Исходный отрывок ▸
———

Невольно оказался я свидетелем кошмарного эксперимента (надо бы другое слово, но никак его я не найду), который длился лет пятнадцать в Балтиморе. На гастроли я в Америку обычно приезжаю раз в два года и бываю в Балтиморе непременно. Там я это всё и наблюдал. И недоумевал, и ужасался. Это как раз та обещанная мной история о грани, за которой обсуждается уже не старость, но сама необходимость (и разумность) всех попыток продлевать земную жизнь. Поскольку мы и жизнью это отключённое существование назвать не можем.

———

Материал для изучения ▸
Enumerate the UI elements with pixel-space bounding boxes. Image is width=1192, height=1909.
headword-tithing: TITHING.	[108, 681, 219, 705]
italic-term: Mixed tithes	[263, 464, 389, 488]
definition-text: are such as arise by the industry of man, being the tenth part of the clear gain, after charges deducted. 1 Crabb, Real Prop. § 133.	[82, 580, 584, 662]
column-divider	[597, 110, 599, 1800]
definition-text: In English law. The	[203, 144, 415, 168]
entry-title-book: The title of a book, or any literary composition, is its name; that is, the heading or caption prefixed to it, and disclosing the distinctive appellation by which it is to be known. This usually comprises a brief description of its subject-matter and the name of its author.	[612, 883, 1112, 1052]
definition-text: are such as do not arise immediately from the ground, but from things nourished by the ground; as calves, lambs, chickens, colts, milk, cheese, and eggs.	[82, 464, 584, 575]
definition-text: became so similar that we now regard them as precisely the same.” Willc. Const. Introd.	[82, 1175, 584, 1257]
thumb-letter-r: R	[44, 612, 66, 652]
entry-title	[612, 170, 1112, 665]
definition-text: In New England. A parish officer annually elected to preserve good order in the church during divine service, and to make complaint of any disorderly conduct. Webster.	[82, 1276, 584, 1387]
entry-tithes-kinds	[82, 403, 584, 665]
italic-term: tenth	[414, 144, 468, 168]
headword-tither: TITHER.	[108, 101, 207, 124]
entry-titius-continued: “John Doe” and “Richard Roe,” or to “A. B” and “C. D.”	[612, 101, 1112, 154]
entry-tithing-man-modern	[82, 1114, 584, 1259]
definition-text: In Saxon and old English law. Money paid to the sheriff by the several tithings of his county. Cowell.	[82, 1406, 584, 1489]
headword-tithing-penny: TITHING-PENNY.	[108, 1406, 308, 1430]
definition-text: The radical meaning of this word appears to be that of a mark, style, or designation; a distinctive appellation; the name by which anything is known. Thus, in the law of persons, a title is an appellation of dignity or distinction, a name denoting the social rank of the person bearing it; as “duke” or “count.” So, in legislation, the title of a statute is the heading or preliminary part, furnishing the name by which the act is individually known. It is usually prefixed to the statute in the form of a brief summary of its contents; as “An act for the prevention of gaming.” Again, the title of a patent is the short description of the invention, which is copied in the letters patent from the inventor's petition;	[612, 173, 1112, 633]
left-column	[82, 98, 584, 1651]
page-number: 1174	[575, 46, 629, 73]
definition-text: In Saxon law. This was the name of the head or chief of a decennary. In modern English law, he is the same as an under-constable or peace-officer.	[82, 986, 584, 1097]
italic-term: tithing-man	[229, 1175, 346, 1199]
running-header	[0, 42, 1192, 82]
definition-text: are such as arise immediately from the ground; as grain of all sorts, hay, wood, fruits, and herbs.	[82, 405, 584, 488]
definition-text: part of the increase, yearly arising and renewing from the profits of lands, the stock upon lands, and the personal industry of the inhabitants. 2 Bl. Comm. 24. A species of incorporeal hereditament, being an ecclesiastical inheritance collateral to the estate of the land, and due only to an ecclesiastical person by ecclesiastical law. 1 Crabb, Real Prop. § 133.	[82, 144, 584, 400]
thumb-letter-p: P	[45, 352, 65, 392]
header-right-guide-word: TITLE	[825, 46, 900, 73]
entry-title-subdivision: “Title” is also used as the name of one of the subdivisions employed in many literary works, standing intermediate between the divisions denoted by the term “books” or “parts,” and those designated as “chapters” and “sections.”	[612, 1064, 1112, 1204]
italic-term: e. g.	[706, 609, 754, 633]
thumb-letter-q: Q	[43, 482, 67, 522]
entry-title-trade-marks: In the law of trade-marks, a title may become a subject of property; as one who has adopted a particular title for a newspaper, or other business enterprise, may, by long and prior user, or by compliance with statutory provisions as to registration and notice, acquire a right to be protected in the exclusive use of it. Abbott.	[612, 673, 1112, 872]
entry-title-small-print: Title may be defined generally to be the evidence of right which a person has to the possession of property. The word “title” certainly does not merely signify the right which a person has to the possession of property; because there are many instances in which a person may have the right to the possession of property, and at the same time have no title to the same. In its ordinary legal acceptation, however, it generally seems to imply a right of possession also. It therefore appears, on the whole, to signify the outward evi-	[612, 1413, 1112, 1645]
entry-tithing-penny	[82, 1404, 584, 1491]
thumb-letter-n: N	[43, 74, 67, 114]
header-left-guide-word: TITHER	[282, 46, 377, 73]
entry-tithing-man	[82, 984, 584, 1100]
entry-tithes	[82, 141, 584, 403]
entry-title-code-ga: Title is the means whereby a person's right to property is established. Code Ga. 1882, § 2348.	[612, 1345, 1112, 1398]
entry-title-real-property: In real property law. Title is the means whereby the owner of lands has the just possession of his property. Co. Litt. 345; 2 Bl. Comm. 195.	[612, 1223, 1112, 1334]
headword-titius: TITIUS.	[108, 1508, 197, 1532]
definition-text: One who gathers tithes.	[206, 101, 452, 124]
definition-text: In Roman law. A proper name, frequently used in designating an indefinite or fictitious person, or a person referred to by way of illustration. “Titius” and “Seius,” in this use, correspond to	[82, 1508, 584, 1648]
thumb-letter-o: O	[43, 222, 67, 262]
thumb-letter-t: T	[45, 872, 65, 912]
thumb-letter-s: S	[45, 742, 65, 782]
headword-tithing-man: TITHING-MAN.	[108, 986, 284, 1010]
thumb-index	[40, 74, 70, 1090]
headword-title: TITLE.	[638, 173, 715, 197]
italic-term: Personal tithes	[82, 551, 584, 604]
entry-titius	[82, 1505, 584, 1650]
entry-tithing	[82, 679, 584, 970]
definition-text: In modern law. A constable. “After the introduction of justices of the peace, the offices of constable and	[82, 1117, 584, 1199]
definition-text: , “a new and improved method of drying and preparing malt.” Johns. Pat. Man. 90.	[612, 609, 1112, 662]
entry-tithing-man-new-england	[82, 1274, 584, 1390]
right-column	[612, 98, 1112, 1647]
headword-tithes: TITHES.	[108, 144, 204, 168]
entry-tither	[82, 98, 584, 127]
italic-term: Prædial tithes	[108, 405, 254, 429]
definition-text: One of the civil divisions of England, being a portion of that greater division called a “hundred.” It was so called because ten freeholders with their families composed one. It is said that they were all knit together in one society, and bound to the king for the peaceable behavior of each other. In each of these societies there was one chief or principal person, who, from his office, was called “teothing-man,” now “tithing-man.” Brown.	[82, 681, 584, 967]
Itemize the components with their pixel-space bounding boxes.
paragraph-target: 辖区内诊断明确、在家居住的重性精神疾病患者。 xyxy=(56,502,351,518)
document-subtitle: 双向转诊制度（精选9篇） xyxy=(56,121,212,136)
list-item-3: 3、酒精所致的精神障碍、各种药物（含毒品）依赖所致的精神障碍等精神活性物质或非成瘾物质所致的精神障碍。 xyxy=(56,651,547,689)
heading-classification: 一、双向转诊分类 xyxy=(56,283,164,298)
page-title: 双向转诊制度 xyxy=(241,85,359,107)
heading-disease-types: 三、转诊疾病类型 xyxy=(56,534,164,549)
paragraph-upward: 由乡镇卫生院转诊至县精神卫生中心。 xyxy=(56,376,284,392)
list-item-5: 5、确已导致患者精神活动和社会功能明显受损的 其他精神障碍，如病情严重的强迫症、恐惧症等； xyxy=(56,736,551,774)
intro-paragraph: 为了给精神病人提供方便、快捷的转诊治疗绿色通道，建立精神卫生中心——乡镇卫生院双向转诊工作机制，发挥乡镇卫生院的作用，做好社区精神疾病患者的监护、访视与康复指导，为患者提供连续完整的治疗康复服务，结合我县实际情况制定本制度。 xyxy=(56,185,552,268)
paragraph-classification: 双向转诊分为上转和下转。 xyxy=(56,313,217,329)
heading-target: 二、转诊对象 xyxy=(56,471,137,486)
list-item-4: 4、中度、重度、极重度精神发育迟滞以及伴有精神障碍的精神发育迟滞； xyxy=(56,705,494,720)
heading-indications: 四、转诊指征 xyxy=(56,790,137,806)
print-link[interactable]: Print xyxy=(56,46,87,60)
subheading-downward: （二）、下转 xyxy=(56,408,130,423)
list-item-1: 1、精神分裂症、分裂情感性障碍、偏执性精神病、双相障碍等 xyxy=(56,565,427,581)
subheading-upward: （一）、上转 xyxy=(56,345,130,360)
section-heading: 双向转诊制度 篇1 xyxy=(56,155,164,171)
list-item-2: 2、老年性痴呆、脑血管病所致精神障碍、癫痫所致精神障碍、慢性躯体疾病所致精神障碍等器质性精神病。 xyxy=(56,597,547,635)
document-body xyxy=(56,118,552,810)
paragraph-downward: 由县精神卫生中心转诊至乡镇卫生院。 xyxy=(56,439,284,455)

———

Задания к отрывку ▸
1: Воспроизведите дословно ту часть отрывка, которая открывается словами «Невольно оказался я» и завершается словами «назвать не можем.».
2: Как часто, согласно отрывку, совершаются гастрольные поездки в Америку?
Пожалуйста, пользуйтесь только самим отрывком.

Ответы ▸
1:
Невольно оказался я свидетелем кошмарного эксперимента (надо бы другое слово, но никак его я не найду), который длился лет пятнадцать в Балтиморе. На гастроли я в Америку обычно приезжаю раз в два года и бываю в Балтиморе непременно. Там я это всё и наблюдал. И недоумевал, и ужасался. Это как раз та обещанная мной история о грани, за которой обсуждается уже не старость, но сама необходимость (и разумность) всех попыток продлевать земную жизнь. Поскольку мы и жизнью это отключённое существование назвать не можем.

2: Обычно раз в два года.